#### [EXERCISE GOAL]
All entries must be extracted exactly, with nothing added or dropped.
## begin
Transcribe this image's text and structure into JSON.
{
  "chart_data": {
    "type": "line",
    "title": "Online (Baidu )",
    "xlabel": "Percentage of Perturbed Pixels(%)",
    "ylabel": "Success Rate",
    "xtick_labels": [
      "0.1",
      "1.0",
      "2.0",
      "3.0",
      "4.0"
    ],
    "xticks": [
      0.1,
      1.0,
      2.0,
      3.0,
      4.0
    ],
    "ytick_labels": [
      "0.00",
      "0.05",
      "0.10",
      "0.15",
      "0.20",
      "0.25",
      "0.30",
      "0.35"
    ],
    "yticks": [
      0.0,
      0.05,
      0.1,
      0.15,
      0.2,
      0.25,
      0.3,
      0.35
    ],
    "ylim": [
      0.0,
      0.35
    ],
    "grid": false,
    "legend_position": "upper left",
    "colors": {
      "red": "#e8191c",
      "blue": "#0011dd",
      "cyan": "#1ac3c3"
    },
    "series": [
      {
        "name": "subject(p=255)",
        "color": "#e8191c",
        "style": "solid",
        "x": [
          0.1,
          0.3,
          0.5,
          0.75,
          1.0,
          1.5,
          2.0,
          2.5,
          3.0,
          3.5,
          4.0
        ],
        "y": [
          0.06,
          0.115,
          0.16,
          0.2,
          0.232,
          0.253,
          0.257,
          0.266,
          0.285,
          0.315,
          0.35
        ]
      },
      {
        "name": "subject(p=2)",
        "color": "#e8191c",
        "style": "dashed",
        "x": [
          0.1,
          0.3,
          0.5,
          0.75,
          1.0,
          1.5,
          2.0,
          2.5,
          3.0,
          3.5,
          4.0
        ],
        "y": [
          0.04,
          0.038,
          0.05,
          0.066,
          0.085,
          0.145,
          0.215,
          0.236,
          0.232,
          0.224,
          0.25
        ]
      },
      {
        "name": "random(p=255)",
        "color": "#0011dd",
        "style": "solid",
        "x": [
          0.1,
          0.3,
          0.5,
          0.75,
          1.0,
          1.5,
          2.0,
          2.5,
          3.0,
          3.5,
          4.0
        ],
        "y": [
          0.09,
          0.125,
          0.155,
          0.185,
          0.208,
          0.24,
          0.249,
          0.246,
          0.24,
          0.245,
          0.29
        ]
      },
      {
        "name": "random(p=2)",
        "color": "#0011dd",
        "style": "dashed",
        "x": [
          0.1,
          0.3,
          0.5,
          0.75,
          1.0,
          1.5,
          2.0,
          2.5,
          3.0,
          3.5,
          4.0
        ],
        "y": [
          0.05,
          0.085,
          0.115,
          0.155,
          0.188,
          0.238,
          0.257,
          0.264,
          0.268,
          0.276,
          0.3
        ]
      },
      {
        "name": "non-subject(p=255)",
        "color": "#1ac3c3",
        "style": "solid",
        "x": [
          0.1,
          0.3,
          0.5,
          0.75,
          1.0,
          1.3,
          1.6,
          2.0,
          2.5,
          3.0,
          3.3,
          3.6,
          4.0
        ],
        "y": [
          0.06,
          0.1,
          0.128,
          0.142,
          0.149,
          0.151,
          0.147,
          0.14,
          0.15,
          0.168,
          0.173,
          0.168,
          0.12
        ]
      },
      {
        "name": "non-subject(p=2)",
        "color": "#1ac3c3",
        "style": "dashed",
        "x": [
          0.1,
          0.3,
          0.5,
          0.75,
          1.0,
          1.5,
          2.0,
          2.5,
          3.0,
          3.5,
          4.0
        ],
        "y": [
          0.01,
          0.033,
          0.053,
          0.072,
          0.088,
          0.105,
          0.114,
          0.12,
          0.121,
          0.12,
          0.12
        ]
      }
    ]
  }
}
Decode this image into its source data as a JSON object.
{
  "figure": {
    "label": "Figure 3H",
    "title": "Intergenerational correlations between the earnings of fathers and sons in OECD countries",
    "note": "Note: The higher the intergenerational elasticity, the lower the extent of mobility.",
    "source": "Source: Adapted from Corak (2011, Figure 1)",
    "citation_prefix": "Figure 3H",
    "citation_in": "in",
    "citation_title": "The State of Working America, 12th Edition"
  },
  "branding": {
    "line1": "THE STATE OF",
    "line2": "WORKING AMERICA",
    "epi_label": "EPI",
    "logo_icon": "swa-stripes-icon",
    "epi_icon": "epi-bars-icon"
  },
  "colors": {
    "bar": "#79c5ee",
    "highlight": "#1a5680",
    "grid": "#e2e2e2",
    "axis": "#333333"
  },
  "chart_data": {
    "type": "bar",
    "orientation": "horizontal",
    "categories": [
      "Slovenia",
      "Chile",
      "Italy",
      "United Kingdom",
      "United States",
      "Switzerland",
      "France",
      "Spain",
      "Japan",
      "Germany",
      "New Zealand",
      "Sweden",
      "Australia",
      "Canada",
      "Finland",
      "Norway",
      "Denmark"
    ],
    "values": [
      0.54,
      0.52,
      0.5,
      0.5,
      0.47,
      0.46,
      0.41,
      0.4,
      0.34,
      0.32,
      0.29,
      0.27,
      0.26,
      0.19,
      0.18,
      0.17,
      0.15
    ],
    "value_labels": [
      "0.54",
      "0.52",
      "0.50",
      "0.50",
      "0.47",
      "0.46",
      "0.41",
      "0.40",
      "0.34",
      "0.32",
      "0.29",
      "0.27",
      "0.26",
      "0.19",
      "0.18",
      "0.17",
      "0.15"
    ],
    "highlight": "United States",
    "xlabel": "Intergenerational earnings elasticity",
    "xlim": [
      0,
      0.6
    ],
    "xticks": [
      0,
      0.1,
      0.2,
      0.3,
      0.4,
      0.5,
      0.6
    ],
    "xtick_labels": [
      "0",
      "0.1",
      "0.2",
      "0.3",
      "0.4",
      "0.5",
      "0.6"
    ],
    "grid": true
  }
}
## end
#### [FULL OUTPUT]
Transcribe this image's text and structure into JSON.
{
  "chart_data": {
    "type": "line",
    "title": "Online (Baidu )",
    "xlabel": "Percentage of Perturbed Pixels(%)",
    "ylabel": "Success Rate",
    "xtick_labels": [
      "0.1",
      "1.0",
      "2.0",
      "3.0",
      "4.0"
    ],
    "xticks": [
      0.1,
      1.0,
      2.0,
      3.0,
      4.0
    ],
    "ytick_labels": [
      "0.00",
      "0.05",
      "0.10",
      "0.15",
      "0.20",
      "0.25",
      "0.30",
      "0.35"
    ],
    "yticks": [
      0.0,
      0.05,
      0.1,
      0.15,
      0.2,
      0.25,
      0.3,
      0.35
    ],
    "ylim": [
      0.0,
      0.35
    ],
    "grid": false,
    "legend_position": "upper left",
    "colors": {
      "red": "#e8191c",
      "blue": "#0011dd",
      "cyan": "#1ac3c3"
    },
    "series": [
      {
        "name": "subject(p=255)",
        "color": "#e8191c",
        "style": "solid",
        "x": [
          0.1,
          0.3,
          0.5,
          0.75,
          1.0,
          1.5,
          2.0,
          2.5,
          3.0,
          3.5,
          4.0
        ],
        "y": [
          0.06,
          0.115,
          0.16,
          0.2,
          0.232,
          0.253,
          0.257,
          0.266,
          0.285,
          0.315,
          0.35
        ]
      },
      {
        "name": "subject(p=2)",
        "color": "#e8191c",
        "style": "dashed",
        "x": [
          0.1,
          0.3,
          0.5,
          0.75,
          1.0,
          1.5,
          2.0,
          2.5,
          3.0,
          3.5,
          4.0
        ],
        "y": [
          0.04,
          0.038,
          0.05,
          0.066,
          0.085,
          0.145,
          0.215,
          0.236,
          0.232,
          0.224,
          0.25
        ]
      },
      {
        "name": "random(p=255)",
        "color": "#0011dd",
        "style": "solid",
        "x": [
          0.1,
          0.3,
          0.5,
          0.75,
          1.0,
          1.5,
          2.0,
          2.5,
          3.0,
          3.5,
          4.0
        ],
        "y": [
          0.09,
          0.125,
          0.155,
          0.185,
          0.208,
          0.24,
          0.249,
          0.246,
          0.24,
          0.245,
          0.29
        ]
      },
      {
        "name": "random(p=2)",
        "color": "#0011dd",
        "style": "dashed",
        "x": [
          0.1,
          0.3,
          0.5,
          0.75,
          1.0,
          1.5,
          2.0,
          2.5,
          3.0,
          3.5,
          4.0
        ],
        "y": [
          0.05,
          0.085,
          0.115,
          0.155,
          0.188,
          0.238,
          0.257,
          0.264,
          0.268,
          0.276,
          0.3
        ]
      },
      {
        "name": "non-subject(p=255)",
        "color": "#1ac3c3",
        "style": "solid",
        "x": [
          0.1,
          0.3,
          0.5,
          0.75,
          1.0,
          1.3,
          1.6,
          2.0,
          2.5,
          3.0,
          3.3,
          3.6,
          4.0
        ],
        "y": [
          0.06,
          0.1,
          0.128,
          0.142,
          0.149,
          0.151,
          0.147,
          0.14,
          0.15,
          0.168,
          0.173,
          0.168,
          0.12
        ]
      },
      {
        "name": "non-subject(p=2)",
        "color": "#1ac3c3",
        "style": "dashed",
        "x": [
          0.1,
          0.3,
          0.5,
          0.75,
          1.0,
          1.5,
          2.0,
          2.5,
          3.0,
          3.5,
          4.0
        ],
        "y": [
          0.01,
          0.033,
          0.053,
          0.072,
          0.088,
          0.105,
          0.114,
          0.12,
          0.121,
          0.12,
          0.12
        ]
      }
    ]
  }
}
Decode this image into its source data as a JSON object.
{
  "figure": {
    "label": "Figure 3H",
    "title": "Intergenerational correlations between the earnings of fathers and sons in OECD countries",
    "note": "Note: The higher the intergenerational elasticity, the lower the extent of mobility.",
    "source": "Source: Adapted from Corak (2011, Figure 1)",
    "citation_prefix": "Figure 3H",
    "citation_in": "in",
    "citation_title": "The State of Working America, 12th Edition"
  },
  "branding": {
    "line1": "THE STATE OF",
    "line2": "WORKING AMERICA",
    "epi_label": "EPI",
    "logo_icon": "swa-stripes-icon",
    "epi_icon": "epi-bars-icon"
  },
  "colors": {
    "bar": "#79c5ee",
    "highlight": "#1a5680",
    "grid": "#e2e2e2",
    "axis": "#333333"
  },
  "chart_data": {
    "type": "bar",
    "orientation": "horizontal",
    "categories": [
      "Slovenia",
      "Chile",
      "Italy",
      "United Kingdom",
      "United States",
      "Switzerland",
      "France",
      "Spain",
      "Japan",
      "Germany",
      "New Zealand",
      "Sweden",
      "Australia",
      "Canada",
      "Finland",
      "Norway",
      "Denmark"
    ],
    "values": [
      0.54,
      0.52,
      0.5,
      0.5,
      0.47,
      0.46,
      0.41,
      0.4,
      0.34,
      0.32,
      0.29,
      0.27,
      0.26,
      0.19,
      0.18,
      0.17,
      0.15
    ],
    "value_labels": [
      "0.54",
      "0.52",
      "0.50",
      "0.50",
      "0.47",
      "0.46",
      "0.41",
      "0.40",
      "0.34",
      "0.32",
      "0.29",
      "0.27",
      "0.26",
      "0.19",
      "0.18",
      "0.17",
      "0.15"
    ],
    "highlight": "United States",
    "xlabel": "Intergenerational earnings elasticity",
    "xlim": [
      0,
      0.6
    ],
    "xticks": [
      0,
      0.1,
      0.2,
      0.3,
      0.4,
      0.5,
      0.6
    ],
    "xtick_labels": [
      "0",
      "0.1",
      "0.2",
      "0.3",
      "0.4",
      "0.5",
      "0.6"
    ],
    "grid": true
  }
}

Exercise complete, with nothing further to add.